EXCERPTED RECORDS —
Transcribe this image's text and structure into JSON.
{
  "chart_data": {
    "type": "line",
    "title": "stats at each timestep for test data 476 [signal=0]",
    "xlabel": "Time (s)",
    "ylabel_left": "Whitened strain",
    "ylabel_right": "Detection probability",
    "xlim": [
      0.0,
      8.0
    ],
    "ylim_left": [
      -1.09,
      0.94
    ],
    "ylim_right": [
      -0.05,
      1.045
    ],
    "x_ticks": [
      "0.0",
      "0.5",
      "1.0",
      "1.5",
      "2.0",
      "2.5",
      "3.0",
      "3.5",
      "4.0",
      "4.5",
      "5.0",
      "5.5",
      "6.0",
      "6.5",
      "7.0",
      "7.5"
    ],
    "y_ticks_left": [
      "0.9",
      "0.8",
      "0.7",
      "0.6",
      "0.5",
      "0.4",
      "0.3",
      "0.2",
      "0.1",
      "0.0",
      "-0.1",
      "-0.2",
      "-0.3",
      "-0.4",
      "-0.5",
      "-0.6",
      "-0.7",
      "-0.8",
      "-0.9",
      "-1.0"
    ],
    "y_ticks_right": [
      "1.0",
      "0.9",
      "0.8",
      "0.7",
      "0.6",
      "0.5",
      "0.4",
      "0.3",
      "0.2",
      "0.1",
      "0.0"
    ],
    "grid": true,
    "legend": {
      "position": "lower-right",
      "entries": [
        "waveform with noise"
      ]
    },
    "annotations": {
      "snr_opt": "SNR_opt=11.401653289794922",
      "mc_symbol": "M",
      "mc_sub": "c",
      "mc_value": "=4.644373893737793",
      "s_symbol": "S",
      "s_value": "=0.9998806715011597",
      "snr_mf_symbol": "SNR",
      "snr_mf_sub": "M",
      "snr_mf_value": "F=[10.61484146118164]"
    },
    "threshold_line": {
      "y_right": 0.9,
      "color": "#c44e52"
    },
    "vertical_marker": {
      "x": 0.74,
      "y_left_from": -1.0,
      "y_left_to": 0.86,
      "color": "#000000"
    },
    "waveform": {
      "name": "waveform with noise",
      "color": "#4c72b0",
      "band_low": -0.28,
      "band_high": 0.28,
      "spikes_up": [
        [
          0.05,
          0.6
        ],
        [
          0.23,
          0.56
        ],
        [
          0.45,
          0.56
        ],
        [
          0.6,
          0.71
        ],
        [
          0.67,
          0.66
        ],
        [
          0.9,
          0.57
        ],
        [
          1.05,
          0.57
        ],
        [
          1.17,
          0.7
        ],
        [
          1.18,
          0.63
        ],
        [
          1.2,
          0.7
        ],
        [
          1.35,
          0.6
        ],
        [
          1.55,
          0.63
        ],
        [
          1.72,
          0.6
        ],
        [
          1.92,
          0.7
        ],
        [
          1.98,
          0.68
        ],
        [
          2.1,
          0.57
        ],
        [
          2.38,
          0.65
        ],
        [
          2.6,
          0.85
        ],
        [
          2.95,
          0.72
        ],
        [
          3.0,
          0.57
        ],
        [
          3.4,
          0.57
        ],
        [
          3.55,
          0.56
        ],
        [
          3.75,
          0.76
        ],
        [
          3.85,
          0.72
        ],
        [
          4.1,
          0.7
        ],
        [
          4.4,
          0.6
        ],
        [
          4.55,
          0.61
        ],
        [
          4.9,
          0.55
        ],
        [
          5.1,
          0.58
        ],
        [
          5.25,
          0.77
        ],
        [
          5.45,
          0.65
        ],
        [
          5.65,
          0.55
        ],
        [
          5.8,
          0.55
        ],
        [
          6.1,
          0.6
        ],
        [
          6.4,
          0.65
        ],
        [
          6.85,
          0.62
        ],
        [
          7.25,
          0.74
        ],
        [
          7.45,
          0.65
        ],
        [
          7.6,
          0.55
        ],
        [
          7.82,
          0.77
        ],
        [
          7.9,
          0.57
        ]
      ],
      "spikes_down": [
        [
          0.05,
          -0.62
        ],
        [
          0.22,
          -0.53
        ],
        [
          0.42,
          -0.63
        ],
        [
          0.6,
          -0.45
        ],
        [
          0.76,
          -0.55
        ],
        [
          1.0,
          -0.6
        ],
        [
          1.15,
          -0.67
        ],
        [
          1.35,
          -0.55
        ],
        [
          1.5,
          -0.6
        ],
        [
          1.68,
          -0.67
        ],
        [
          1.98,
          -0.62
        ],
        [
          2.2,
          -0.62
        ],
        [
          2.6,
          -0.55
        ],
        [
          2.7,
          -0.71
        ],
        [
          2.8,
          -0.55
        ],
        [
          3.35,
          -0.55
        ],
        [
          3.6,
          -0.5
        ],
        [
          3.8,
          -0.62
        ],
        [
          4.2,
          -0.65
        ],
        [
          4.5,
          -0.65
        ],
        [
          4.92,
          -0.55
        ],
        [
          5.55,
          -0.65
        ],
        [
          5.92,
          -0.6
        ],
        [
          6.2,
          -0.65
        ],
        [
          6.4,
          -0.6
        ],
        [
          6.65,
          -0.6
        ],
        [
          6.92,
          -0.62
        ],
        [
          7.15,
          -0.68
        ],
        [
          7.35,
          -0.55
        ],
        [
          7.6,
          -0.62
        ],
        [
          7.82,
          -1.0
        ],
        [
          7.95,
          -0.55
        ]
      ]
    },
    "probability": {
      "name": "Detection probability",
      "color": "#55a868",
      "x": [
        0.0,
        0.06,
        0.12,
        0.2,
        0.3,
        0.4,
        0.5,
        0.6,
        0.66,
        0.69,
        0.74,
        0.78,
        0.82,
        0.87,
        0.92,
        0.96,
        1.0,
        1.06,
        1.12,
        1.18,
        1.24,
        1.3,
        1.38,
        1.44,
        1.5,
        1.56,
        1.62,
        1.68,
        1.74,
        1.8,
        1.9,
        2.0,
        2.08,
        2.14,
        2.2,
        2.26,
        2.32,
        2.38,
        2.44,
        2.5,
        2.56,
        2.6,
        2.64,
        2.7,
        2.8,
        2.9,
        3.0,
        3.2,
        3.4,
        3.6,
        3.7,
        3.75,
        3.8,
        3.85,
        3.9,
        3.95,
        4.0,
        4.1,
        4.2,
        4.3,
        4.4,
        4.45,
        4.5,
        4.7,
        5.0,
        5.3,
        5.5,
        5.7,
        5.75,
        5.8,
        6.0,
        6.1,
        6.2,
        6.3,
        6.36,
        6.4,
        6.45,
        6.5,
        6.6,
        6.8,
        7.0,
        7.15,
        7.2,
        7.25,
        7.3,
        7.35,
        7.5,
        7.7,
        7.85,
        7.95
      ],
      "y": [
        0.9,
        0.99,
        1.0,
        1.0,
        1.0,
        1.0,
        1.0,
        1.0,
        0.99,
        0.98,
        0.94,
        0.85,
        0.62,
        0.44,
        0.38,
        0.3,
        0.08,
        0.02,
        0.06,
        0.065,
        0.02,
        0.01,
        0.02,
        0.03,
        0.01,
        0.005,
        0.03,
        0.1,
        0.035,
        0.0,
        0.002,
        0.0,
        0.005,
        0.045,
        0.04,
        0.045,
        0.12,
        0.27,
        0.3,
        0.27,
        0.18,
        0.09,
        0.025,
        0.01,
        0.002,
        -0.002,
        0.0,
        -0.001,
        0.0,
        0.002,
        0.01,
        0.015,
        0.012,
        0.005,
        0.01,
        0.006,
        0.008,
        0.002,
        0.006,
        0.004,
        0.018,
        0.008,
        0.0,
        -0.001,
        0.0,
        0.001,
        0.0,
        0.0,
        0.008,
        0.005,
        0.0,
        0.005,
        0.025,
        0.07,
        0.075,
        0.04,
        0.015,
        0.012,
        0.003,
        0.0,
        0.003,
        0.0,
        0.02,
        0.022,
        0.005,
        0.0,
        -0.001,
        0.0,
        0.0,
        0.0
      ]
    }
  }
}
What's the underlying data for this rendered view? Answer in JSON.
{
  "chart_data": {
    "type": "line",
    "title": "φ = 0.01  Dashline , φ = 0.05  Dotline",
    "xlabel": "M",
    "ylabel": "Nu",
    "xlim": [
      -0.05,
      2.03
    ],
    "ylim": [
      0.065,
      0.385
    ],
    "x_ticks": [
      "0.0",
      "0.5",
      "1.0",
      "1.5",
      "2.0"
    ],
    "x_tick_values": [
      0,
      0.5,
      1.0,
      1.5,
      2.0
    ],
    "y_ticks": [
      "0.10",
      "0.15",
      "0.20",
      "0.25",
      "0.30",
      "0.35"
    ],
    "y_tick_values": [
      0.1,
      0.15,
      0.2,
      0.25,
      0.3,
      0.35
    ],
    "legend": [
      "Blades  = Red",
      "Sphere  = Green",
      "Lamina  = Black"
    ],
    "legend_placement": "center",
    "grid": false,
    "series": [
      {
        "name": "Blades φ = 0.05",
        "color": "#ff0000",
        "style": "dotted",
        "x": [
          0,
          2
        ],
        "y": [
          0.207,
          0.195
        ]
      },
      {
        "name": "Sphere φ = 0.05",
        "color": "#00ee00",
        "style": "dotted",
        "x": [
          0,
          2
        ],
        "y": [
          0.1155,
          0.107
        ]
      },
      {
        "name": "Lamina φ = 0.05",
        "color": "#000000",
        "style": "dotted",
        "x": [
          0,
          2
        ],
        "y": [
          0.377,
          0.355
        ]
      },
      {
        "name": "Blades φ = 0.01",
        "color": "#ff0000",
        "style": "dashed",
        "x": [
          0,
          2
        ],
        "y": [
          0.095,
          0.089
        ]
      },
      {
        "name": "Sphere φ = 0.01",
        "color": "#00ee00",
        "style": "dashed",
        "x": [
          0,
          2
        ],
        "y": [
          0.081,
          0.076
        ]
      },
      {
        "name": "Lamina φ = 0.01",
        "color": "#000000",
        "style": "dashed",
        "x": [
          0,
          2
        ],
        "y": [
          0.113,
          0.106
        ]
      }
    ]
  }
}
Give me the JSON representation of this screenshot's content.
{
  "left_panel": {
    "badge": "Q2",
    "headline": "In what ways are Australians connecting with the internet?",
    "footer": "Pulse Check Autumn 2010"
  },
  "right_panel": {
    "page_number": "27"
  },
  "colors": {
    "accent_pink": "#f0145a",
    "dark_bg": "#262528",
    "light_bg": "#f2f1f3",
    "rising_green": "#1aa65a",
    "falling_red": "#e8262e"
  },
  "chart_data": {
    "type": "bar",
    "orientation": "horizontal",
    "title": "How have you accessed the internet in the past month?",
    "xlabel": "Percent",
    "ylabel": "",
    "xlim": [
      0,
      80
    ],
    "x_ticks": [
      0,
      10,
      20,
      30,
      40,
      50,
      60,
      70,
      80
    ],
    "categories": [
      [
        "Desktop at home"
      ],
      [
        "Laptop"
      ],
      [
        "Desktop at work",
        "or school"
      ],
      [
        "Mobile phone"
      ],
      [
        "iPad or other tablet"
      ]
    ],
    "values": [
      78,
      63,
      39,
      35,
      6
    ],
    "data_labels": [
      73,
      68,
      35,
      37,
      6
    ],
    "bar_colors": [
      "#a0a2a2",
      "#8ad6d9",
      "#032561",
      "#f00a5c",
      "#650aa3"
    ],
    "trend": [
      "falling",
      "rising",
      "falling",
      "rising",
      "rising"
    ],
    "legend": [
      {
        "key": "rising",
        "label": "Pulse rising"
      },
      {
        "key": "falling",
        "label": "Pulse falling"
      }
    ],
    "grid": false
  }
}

BRIEF —
Pick out and copy every line that contains the word "probability".

ANSWER TO THE TASK —
    "ylabel_right": "Detection probability",
    "probability": {
      "name": "Detection probability",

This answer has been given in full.